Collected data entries
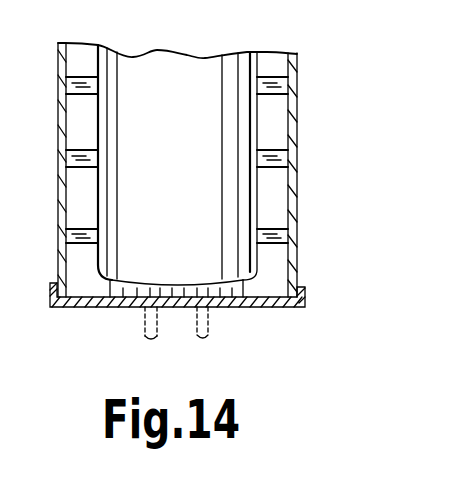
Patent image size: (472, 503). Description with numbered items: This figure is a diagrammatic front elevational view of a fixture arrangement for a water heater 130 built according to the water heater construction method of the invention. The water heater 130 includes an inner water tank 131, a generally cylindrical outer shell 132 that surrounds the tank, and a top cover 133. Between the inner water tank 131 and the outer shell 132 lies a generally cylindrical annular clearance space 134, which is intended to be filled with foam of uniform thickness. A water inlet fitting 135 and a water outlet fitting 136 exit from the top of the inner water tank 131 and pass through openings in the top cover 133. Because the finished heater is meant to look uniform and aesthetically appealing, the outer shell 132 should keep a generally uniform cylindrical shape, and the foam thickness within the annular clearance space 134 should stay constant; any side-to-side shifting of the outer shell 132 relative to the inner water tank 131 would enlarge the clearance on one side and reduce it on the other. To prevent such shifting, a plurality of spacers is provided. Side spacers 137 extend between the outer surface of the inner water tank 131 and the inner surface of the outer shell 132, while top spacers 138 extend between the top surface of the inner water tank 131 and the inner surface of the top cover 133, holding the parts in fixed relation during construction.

The water heater 130 is at (328, 169).
The inner water tank 131 is at (208, 67).
The outer shell 132 is at (291, 129).
The top cover 133 is at (75, 305).
The annular clearance space 134 is at (282, 205).
The water inlet fitting 135 is at (151, 340).
The water outlet fitting 136 is at (203, 339).
The side spacers 137 is at (277, 243).
The top spacers 138 is at (118, 307).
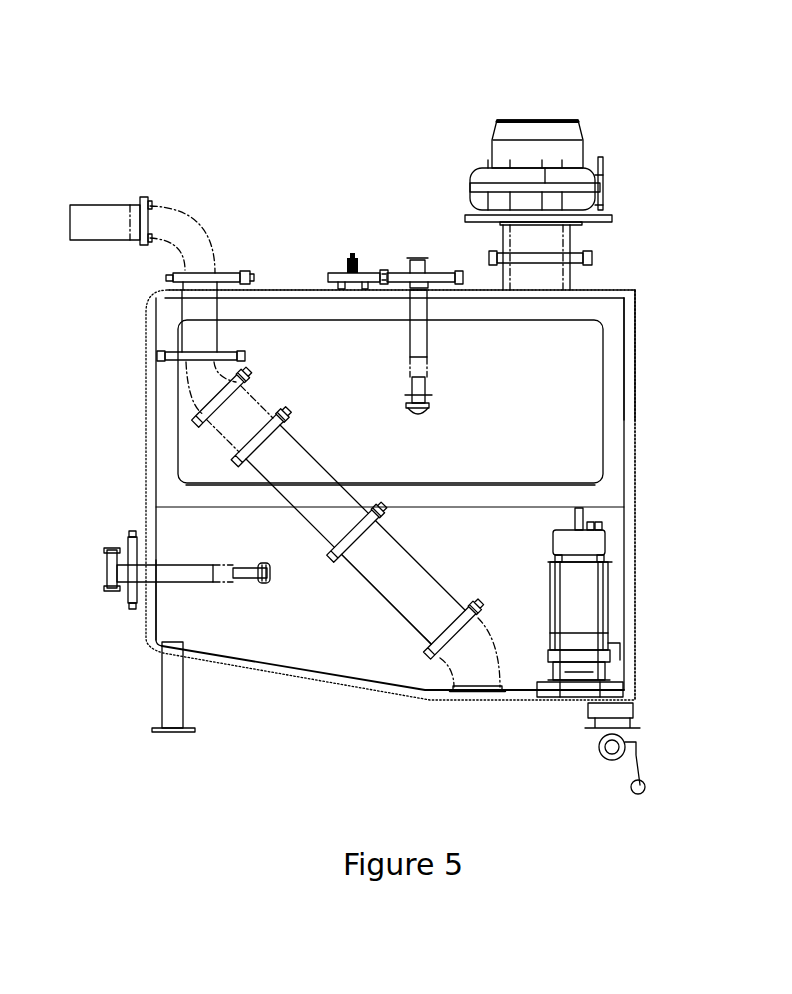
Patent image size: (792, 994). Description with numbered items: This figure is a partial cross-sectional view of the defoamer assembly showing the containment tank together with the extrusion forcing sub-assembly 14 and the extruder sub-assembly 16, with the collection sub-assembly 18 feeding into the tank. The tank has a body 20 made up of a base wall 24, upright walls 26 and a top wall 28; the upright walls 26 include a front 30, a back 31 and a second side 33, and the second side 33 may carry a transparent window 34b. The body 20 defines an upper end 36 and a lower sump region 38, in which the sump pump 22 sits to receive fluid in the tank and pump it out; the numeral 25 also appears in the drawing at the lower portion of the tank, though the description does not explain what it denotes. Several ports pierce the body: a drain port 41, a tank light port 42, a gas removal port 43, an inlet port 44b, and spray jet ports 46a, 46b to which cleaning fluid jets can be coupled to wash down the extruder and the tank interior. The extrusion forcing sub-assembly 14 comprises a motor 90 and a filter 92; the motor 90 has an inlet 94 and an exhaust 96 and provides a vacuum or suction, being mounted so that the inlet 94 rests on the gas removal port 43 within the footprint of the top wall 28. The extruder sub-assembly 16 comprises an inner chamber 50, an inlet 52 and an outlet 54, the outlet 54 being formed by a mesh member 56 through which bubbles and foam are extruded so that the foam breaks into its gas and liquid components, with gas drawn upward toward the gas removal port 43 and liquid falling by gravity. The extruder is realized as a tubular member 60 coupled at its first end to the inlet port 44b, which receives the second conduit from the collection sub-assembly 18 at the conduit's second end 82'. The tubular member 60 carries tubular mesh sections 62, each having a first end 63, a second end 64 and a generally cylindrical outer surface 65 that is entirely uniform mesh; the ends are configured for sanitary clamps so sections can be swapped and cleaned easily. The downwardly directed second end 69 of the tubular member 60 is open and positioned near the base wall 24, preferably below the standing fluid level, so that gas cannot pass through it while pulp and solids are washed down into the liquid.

The extrusion forcing sub-assembly 14 is at (579, 142).
The extruder sub-assembly 16 is at (385, 514).
The collection sub-assembly 18 is at (110, 185).
The body 20 is at (680, 388).
The sump pump 22 is at (350, 248).
The base wall 24 is at (412, 702).
The lower chamber 25 is at (170, 592).
The upright walls 26 is at (640, 432).
The top wall 28 is at (255, 282).
The front 30 is at (640, 485).
The back 31 is at (140, 456).
The second side 33 is at (614, 340).
The window 34b is at (560, 347).
The upper end 36 is at (645, 358).
The sump region 38 is at (530, 660).
The drain port 41 is at (620, 708).
The tank light port 42 is at (320, 287).
The gas removal port 43 is at (575, 280).
The inlet port 44b is at (152, 273).
The spray jet port 46a is at (114, 600).
The spray jet port 46b is at (410, 243).
The inner chamber 50 is at (187, 378).
The inlet 52 is at (159, 348).
The outlet 54 is at (375, 596).
The mesh member 56 is at (398, 582).
The tubular member 60 is at (454, 593).
The tubular mesh section 62 is at (412, 637).
The first end 63 is at (338, 570).
The second end 64 is at (484, 622).
The outer surface 65 is at (432, 572).
The second end 69 is at (470, 703).
The second end 82' is at (213, 227).
The motor 90 is at (560, 114).
The filter 92 is at (493, 250).
The inlet 94 is at (560, 243).
The exhaust 96 is at (609, 178).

**Exercise goal**: Reproduce the data word for word from its beginning down to and including the line "The outer shell 132 is at (291, 129).", leaving out the pictures.

**The solution**:
Patent image size: (472, 503). Description with numbered items: This figure is a diagrammatic front elevational view of a fixture arrangement for a water heater 130 built according to the water heater construction method of the invention. The water heater 130 includes an inner water tank 131, a generally cylindrical outer shell 132 that surrounds the tank, and a top cover 133. Between the inner water tank 131 and the outer shell 132 lies a generally cylindrical annular clearance space 134, which is intended to be filled with foam of uniform thickness. A water inlet fitting 135 and a water outlet fitting 136 exit from the top of the inner water tank 131 and pass through openings in the top cover 133. Because the finished heater is meant to look uniform and aesthetically appealing, the outer shell 132 should keep a generally uniform cylindrical shape, and the foam thickness within the annular clearance space 134 should stay constant; any side-to-side shifting of the outer shell 132 relative to the inner water tank 131 would enlarge the clearance on one side and reduce it on the other. To prevent such shifting, a plurality of spacers is provided. Side spacers 137 extend between the outer surface of the inner water tank 131 and the inner surface of the outer shell 132, while top spacers 138 extend between the top surface of the inner water tank 131 and the inner surface of the top cover 133, holding the parts in fixed relation during construction.

The water heater 130 is at (328, 169).
The inner water tank 131 is at (208, 67).
The outer shell 132 is at (291, 129).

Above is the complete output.